-- START --
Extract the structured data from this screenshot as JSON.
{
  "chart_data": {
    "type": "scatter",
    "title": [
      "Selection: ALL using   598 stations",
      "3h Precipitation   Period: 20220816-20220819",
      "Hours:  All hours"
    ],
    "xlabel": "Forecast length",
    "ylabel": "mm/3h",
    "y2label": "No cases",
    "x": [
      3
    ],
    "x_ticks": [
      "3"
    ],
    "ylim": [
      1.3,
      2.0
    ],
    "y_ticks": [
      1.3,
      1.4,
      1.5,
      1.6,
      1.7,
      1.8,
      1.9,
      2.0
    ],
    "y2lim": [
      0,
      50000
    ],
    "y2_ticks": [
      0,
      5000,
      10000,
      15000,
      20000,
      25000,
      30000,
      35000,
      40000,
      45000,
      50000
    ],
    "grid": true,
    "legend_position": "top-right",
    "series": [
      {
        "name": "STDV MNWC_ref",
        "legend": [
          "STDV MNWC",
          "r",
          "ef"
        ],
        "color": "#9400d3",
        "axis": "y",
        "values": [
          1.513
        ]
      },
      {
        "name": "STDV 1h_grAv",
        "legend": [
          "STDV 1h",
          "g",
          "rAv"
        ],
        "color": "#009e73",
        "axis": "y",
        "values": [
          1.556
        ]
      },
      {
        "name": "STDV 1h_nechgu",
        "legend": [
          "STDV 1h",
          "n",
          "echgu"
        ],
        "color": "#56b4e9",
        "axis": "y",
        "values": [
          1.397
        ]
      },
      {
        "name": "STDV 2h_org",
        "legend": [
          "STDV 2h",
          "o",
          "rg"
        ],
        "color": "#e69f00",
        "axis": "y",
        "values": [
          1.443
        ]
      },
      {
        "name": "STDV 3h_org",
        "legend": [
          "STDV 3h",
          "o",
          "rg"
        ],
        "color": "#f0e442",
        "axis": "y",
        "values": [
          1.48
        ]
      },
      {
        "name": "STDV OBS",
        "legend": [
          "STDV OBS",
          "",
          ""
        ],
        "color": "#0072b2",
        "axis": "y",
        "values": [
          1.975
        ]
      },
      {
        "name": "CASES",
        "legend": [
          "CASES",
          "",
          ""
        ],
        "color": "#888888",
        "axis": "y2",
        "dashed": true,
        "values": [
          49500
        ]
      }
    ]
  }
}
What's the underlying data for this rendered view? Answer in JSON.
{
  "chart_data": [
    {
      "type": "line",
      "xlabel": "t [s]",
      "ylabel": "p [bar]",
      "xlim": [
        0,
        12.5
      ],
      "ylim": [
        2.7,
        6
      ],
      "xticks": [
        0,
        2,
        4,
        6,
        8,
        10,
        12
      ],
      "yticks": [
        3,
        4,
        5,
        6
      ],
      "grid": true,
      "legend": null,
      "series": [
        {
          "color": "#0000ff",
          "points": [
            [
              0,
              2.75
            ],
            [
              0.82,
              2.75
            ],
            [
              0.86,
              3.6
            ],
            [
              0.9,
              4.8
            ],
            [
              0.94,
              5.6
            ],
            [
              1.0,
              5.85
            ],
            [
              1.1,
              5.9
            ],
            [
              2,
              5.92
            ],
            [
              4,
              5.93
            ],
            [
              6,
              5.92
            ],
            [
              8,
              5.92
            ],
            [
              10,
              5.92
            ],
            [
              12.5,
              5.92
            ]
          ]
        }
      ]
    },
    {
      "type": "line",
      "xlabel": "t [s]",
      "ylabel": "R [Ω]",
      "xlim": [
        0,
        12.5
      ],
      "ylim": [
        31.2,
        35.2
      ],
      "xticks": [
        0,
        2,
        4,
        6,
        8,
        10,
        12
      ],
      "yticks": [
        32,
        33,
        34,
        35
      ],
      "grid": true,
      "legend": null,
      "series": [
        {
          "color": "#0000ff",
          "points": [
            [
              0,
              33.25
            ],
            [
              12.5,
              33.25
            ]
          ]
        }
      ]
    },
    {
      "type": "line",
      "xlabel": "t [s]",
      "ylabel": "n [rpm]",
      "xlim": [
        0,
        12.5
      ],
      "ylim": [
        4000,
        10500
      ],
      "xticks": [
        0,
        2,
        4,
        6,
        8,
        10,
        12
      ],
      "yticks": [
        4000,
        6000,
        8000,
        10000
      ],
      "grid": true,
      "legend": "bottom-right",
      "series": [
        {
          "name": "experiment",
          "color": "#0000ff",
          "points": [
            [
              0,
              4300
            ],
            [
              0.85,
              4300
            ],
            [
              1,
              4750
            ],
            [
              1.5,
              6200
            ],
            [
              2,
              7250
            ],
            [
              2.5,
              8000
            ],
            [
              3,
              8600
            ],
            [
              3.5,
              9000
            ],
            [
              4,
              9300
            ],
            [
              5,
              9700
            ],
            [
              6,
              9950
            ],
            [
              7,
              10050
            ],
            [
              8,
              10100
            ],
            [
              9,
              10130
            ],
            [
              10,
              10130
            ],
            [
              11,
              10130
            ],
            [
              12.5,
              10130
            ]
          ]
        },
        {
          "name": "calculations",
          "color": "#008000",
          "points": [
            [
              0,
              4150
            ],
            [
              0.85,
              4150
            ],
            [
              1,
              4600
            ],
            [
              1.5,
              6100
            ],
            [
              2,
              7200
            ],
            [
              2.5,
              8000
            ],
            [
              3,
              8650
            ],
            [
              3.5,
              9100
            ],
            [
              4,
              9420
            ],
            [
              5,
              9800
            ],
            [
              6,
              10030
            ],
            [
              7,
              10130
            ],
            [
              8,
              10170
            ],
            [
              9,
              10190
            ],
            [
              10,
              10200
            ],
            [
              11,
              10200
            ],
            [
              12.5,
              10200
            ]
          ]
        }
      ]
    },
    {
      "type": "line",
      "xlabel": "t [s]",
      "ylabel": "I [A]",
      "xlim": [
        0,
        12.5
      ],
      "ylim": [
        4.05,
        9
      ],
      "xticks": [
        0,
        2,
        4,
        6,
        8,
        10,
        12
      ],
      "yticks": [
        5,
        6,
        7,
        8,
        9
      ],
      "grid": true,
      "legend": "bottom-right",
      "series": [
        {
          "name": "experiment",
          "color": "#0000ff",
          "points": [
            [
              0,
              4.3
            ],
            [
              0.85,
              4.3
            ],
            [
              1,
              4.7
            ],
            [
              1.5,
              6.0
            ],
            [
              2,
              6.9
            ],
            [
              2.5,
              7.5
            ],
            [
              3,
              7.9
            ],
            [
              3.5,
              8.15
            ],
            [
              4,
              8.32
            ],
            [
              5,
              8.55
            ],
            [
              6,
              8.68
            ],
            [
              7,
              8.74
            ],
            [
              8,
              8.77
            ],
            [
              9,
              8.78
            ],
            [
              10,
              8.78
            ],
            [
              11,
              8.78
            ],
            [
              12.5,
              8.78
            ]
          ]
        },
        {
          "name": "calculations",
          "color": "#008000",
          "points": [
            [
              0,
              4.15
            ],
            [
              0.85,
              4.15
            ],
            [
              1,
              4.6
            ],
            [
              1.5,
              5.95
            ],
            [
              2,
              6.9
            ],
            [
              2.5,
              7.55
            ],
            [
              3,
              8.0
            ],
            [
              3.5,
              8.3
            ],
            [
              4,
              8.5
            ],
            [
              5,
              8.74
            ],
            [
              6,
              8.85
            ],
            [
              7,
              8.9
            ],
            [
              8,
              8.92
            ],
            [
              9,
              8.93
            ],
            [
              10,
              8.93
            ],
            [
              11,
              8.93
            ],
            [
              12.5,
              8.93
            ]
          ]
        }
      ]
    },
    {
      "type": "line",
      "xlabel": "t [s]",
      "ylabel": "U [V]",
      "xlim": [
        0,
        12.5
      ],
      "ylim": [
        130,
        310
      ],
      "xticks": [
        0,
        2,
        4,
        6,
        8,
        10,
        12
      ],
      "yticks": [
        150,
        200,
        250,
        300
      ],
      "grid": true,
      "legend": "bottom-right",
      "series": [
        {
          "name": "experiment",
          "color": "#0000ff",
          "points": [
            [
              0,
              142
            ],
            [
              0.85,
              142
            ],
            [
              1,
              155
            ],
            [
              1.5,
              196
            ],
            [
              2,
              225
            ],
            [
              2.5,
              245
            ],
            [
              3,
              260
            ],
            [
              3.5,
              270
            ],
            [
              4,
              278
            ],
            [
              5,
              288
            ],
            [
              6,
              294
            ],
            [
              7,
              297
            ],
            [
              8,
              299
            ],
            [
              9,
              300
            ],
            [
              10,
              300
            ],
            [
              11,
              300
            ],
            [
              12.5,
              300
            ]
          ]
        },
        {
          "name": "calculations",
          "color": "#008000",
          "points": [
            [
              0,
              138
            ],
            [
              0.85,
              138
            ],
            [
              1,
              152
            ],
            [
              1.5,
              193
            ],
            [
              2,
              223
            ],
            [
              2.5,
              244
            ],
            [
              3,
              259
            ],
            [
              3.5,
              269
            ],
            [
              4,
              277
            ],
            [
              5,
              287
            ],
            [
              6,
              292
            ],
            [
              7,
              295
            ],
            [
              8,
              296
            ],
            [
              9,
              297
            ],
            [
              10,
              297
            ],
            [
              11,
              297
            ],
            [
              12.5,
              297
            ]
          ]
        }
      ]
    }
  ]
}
-- END --
[WHAT NEEDS TO BE DONE] Pick out all lines from the data above in which the word "JSON" appears.

[COMPLETE OUTPUT]
Extract the structured data from this screenshot as JSON.
What's the underlying data for this rendered view? Answer in JSON.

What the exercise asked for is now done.